**The exercise**
Among the entries below, find the lines with "very" and copy them.

※ ※ ※

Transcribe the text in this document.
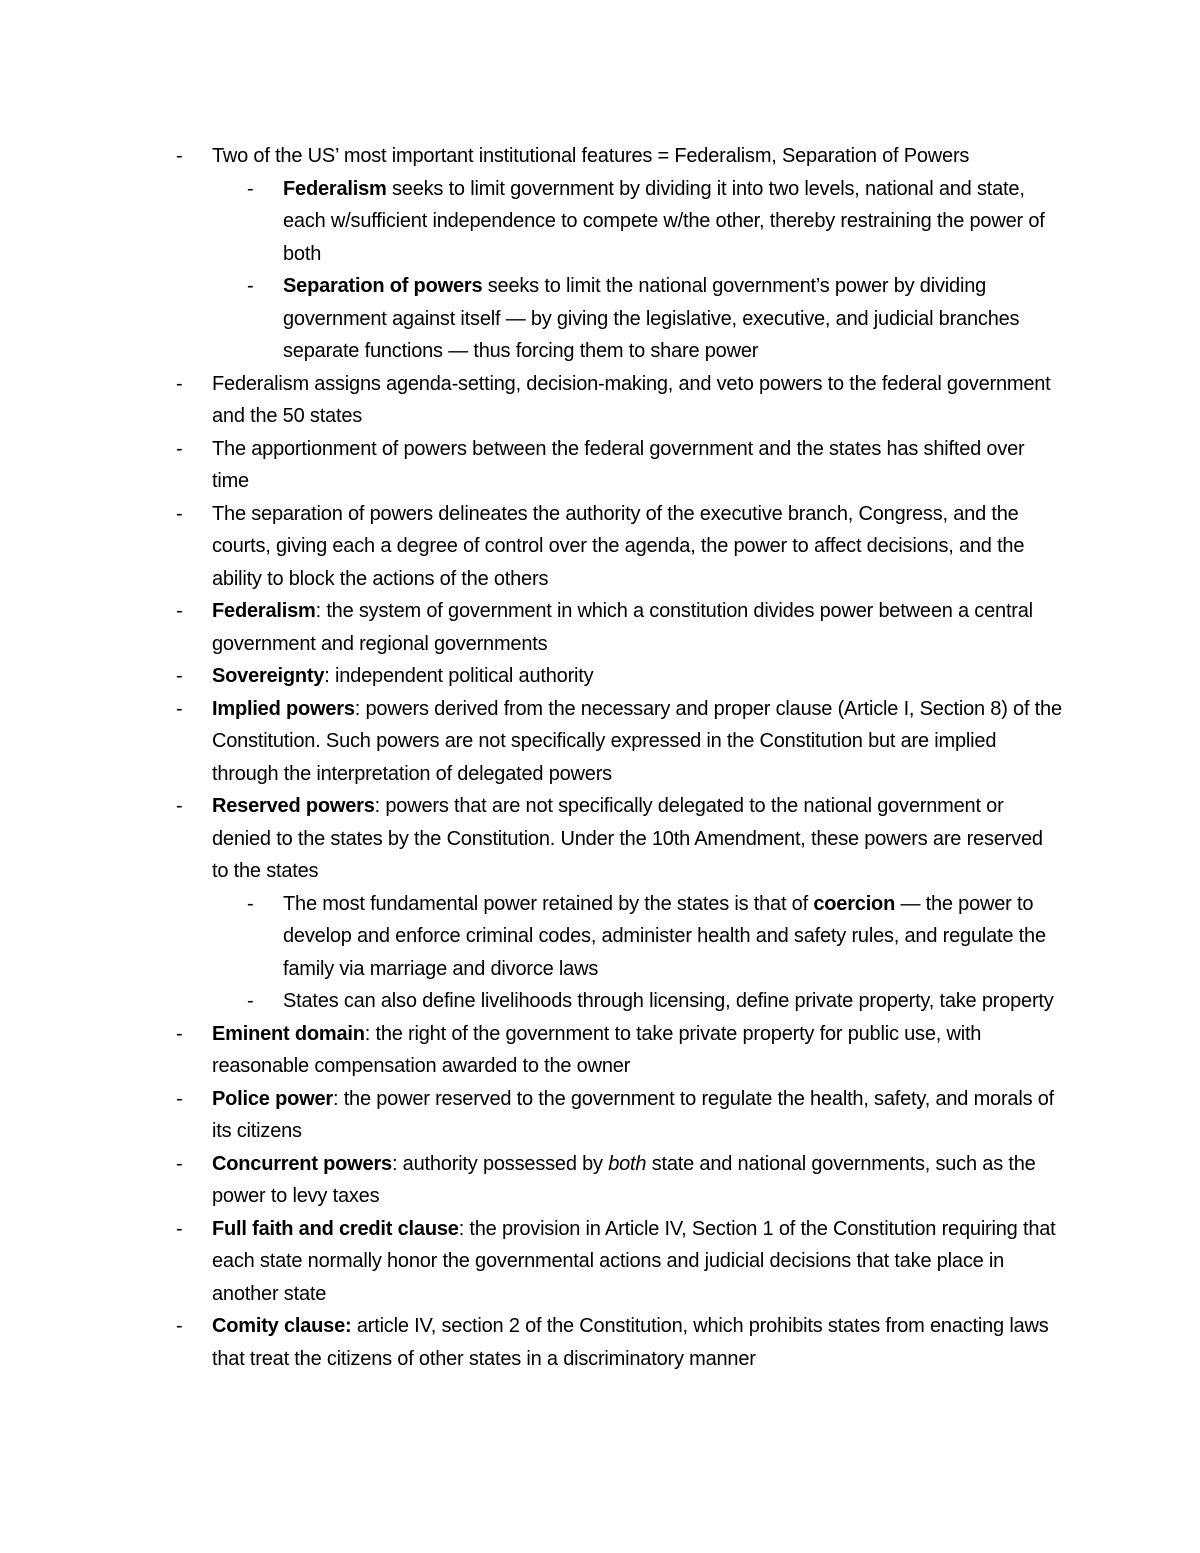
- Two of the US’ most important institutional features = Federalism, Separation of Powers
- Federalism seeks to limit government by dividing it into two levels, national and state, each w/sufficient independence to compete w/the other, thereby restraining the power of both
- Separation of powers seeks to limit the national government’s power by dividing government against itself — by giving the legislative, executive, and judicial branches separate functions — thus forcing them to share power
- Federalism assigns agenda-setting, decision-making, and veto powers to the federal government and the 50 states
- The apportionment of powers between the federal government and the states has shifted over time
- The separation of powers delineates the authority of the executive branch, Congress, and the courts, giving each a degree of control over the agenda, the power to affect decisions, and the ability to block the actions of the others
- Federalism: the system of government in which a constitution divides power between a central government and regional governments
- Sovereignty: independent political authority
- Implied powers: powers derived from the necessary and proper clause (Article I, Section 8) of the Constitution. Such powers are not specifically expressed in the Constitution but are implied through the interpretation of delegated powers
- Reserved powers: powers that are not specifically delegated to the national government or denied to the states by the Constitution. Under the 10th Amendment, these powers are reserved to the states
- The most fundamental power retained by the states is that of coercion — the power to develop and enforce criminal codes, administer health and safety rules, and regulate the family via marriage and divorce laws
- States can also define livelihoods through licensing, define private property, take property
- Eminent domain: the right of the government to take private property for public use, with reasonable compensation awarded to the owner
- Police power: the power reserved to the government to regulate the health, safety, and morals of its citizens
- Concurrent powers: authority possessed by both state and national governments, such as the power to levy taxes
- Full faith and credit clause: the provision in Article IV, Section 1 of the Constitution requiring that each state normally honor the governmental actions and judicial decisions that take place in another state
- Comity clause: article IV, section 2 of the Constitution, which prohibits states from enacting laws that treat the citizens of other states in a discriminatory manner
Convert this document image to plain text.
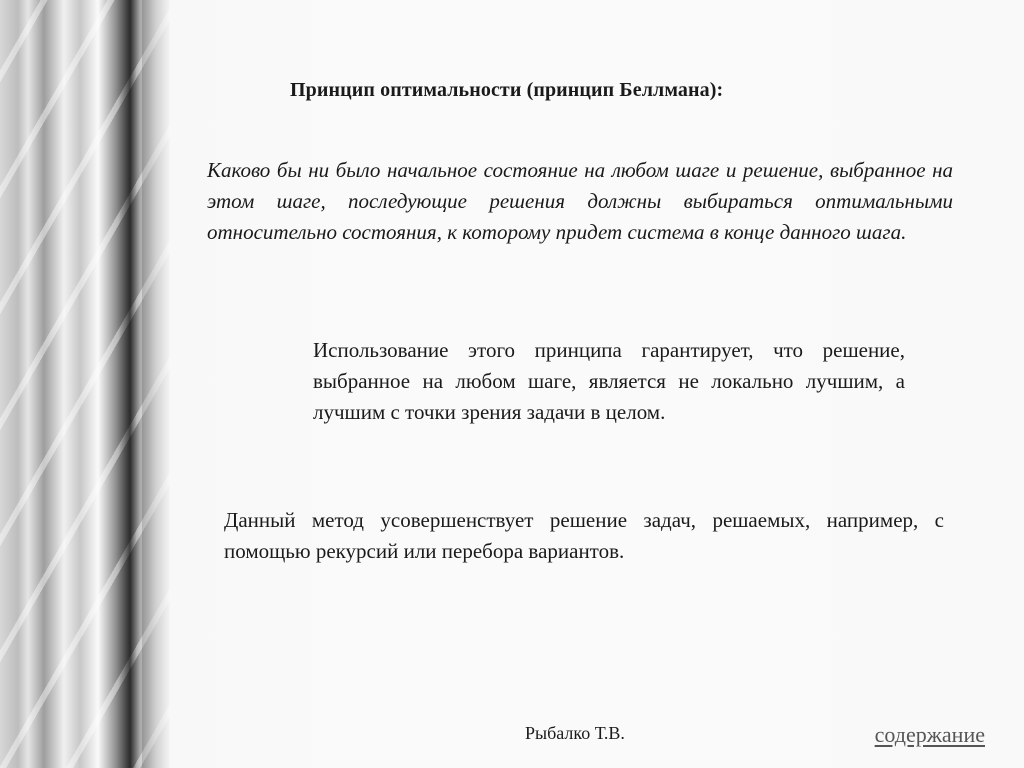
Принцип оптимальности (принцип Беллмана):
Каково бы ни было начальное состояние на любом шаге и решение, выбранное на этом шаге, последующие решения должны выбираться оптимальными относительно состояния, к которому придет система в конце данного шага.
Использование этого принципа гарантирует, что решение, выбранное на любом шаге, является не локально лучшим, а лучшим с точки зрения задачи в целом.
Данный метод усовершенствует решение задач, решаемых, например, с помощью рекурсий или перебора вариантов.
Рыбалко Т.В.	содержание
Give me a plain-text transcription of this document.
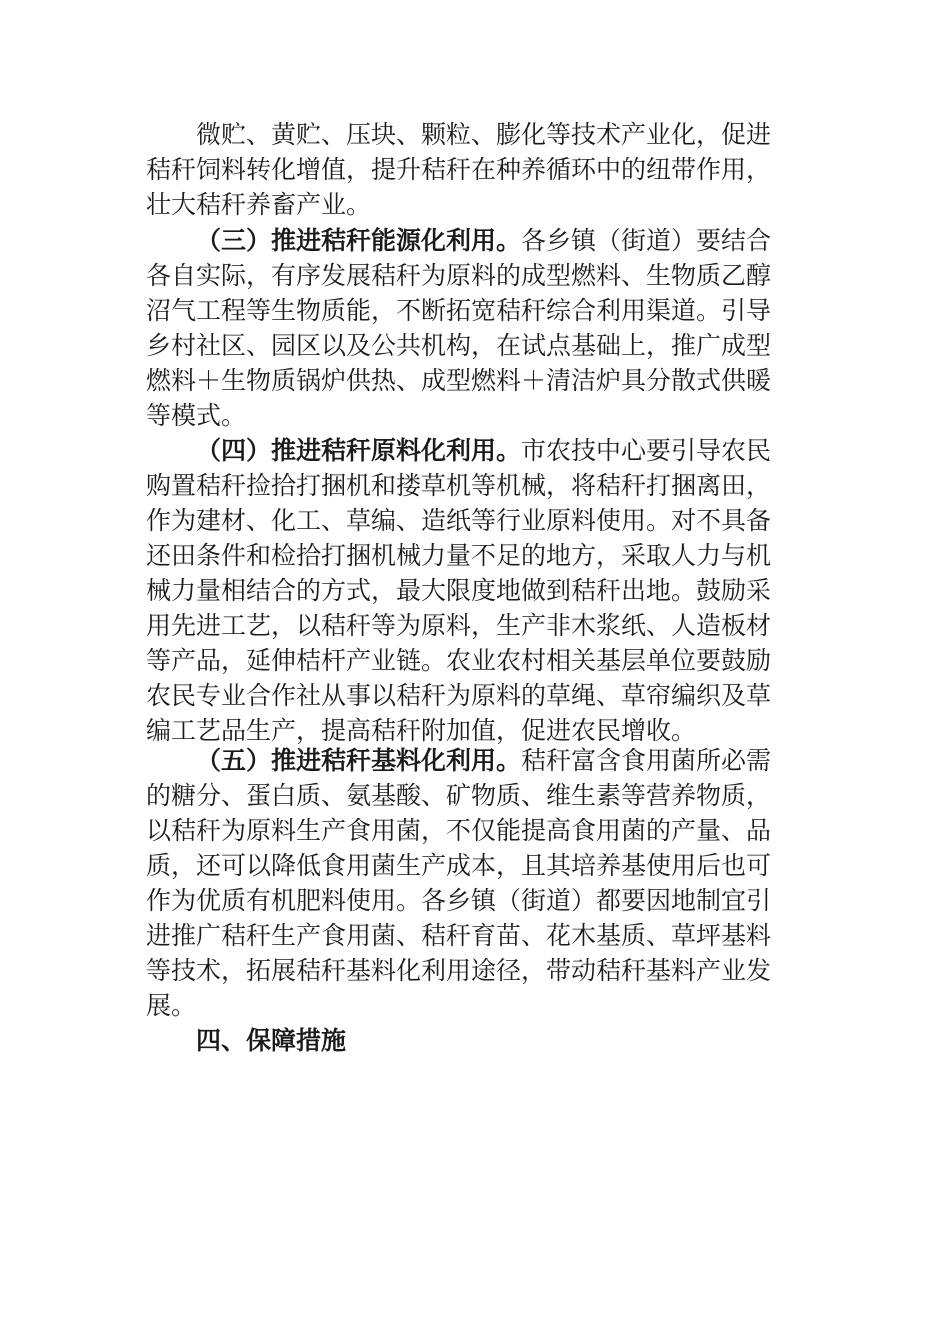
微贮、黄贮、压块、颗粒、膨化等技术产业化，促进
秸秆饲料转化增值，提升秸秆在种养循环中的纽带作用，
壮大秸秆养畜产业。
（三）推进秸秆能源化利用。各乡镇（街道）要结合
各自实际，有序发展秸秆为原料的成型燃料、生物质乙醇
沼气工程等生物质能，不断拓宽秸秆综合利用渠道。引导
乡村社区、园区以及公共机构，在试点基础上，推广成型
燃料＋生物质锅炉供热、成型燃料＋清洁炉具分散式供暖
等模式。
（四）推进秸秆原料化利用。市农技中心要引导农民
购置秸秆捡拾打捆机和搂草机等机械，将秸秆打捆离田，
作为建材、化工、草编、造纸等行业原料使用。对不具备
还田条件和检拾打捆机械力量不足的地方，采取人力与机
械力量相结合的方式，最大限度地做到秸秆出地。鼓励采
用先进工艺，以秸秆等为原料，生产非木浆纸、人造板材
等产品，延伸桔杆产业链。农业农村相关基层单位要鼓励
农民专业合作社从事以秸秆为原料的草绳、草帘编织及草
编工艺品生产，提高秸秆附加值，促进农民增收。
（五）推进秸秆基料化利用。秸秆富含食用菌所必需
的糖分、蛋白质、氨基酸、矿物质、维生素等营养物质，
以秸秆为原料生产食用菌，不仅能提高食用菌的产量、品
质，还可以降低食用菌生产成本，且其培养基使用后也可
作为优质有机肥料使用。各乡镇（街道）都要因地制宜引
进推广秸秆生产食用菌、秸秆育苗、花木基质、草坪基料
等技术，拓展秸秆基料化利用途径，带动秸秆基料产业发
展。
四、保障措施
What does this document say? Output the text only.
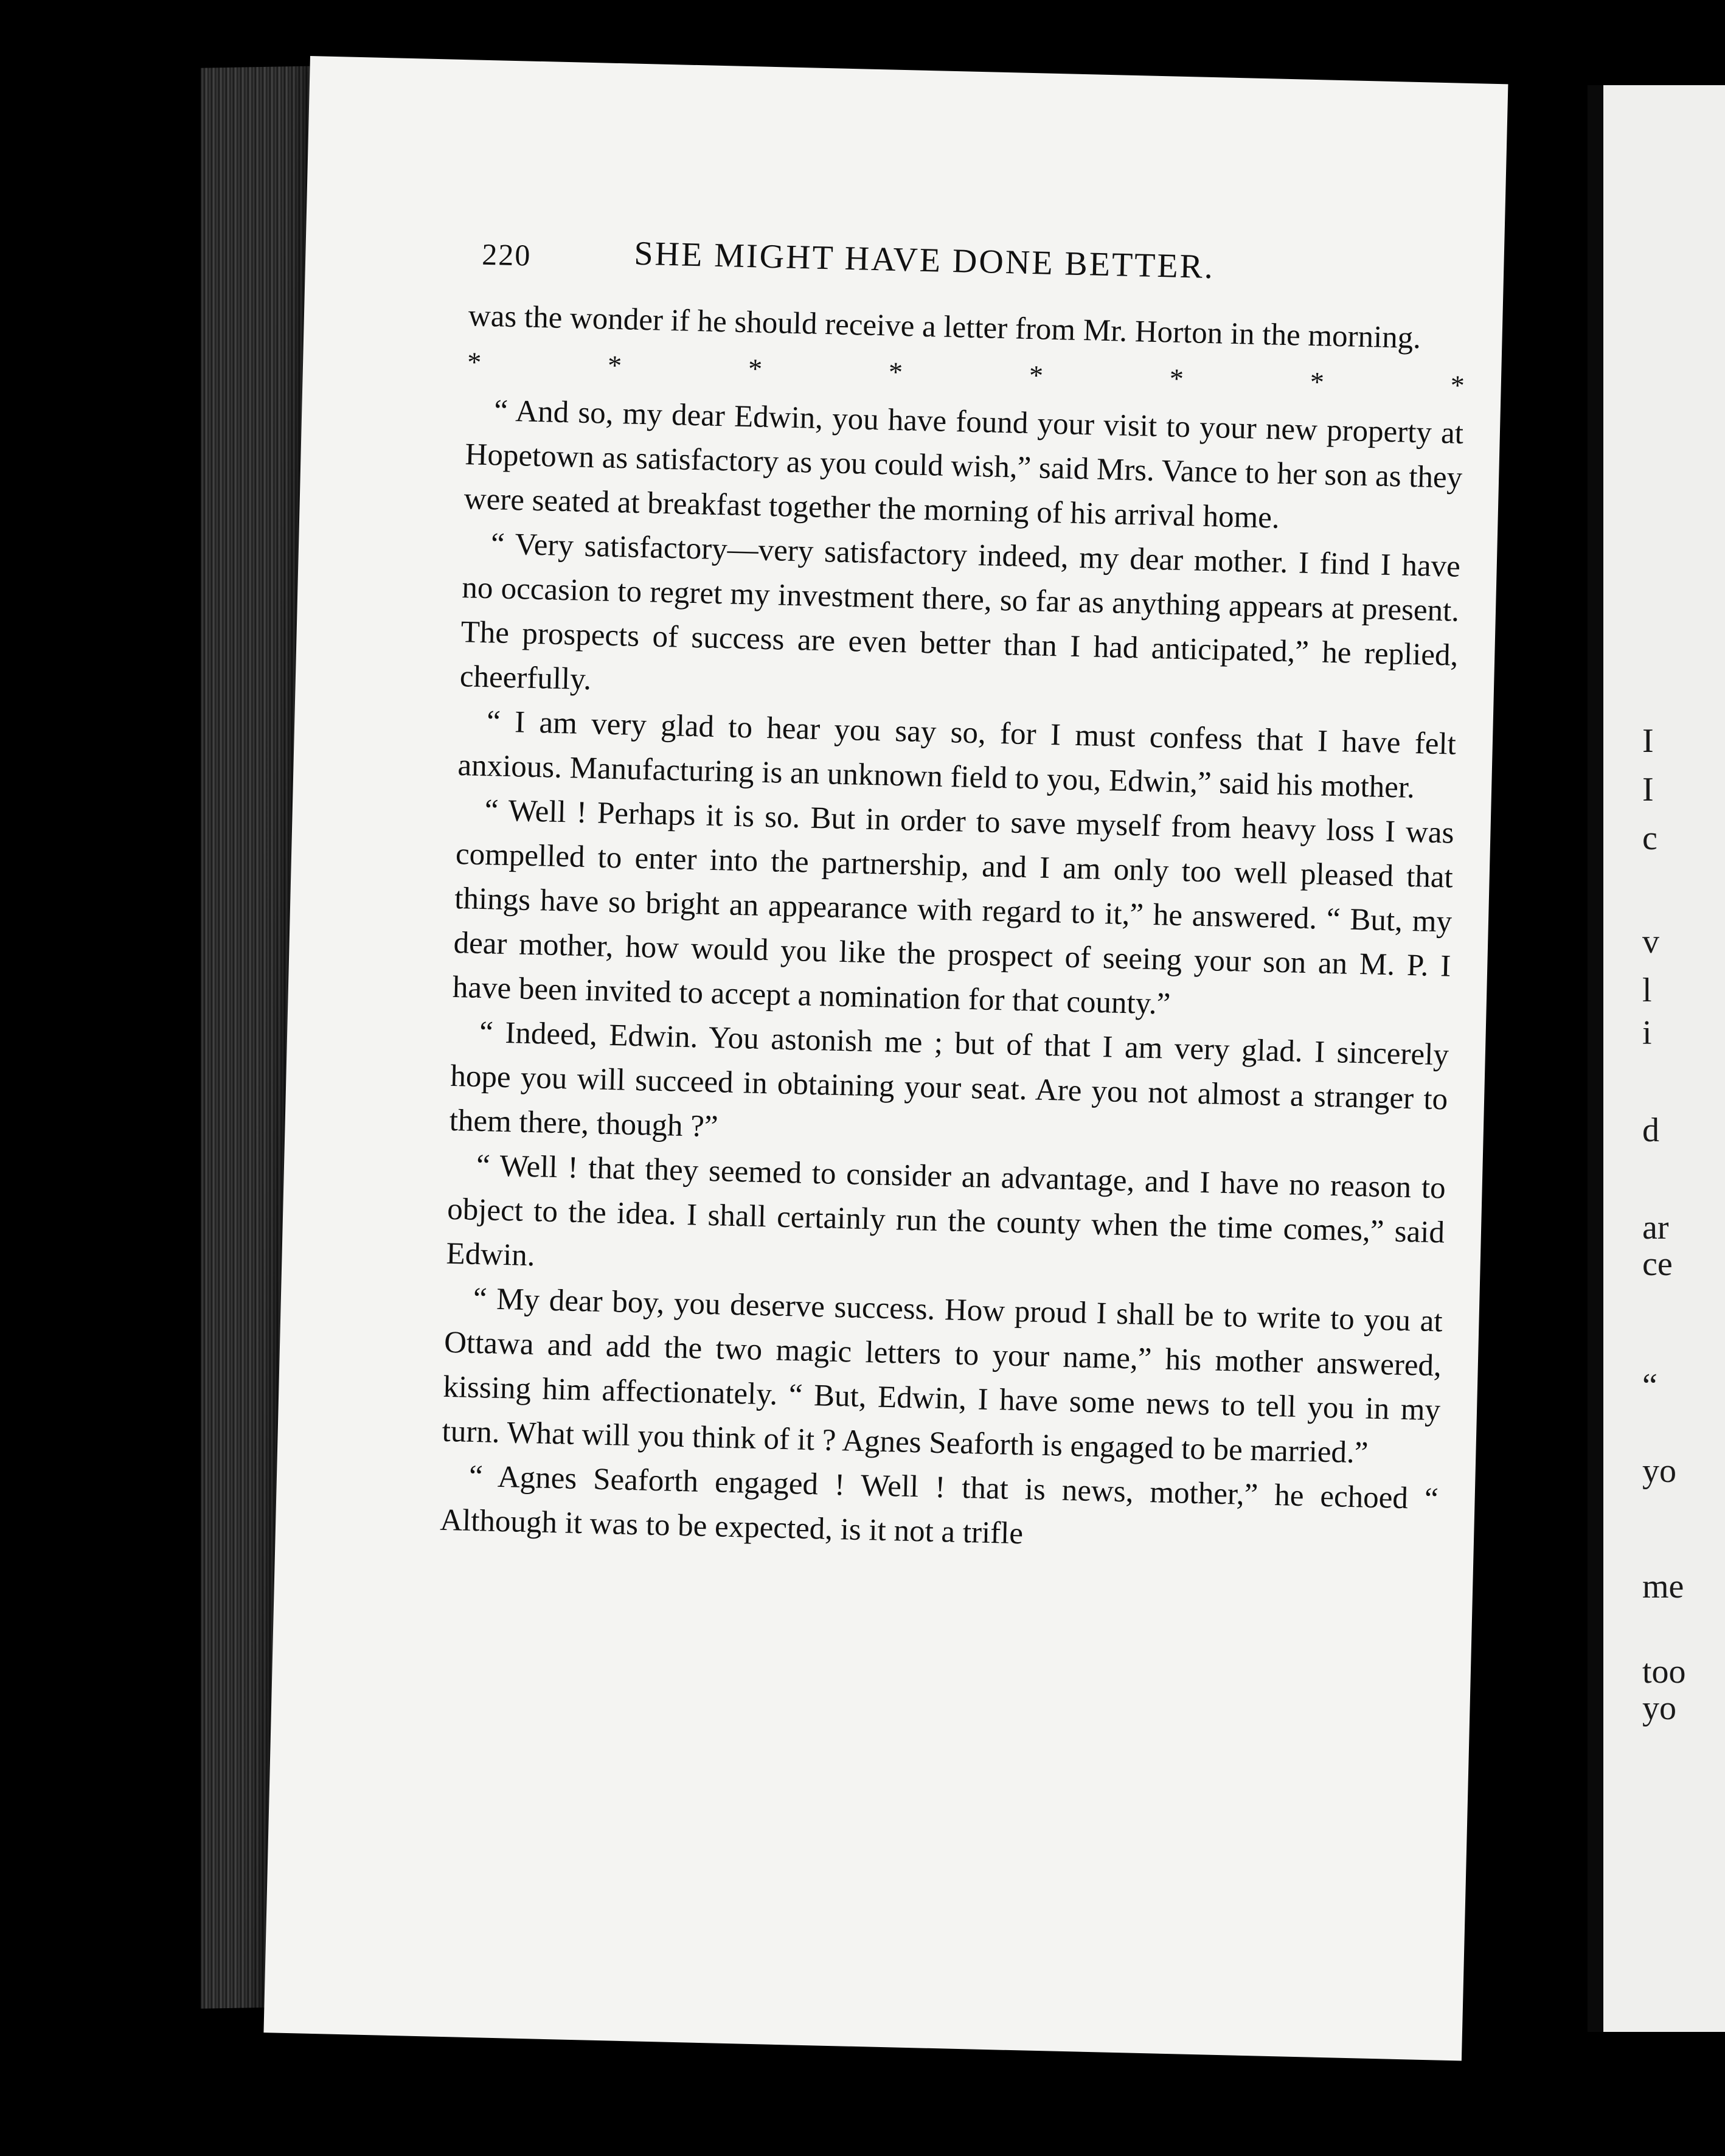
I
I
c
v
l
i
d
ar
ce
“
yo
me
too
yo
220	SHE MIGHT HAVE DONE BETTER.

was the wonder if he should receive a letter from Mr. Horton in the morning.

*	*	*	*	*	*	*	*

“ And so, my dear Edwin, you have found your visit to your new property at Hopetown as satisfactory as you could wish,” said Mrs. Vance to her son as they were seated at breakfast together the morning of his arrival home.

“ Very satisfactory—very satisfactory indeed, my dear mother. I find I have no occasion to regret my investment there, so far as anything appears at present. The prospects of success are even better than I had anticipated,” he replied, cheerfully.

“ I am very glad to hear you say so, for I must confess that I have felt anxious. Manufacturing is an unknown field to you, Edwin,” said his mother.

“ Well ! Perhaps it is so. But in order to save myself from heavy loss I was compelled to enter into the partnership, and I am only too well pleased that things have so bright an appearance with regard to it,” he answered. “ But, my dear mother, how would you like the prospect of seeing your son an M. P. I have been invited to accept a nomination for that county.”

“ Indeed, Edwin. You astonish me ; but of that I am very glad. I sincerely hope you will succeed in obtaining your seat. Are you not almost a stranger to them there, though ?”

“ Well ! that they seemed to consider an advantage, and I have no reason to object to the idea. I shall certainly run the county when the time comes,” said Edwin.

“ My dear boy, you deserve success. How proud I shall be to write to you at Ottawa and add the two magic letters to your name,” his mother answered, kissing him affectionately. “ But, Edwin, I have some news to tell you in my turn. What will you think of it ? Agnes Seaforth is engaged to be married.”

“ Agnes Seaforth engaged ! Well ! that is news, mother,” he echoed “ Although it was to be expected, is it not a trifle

※ ※ ※

**Answer to this exercise**
“ Very satisfactory—very satisfactory indeed, my dear mother. I find I have no occasion to regret my investment there, so far as anything appears at present. The prospects of success are even better than I had anticipated,” he replied, cheerfully.
“ I am very glad to hear you say so, for I must confess that I have felt anxious. Manufacturing is an unknown field to you, Edwin,” said his mother.
“ Indeed, Edwin. You astonish me ; but of that I am very glad. I sincerely hope you will succeed in obtaining your seat. Are you not almost a stranger to them there, though ?”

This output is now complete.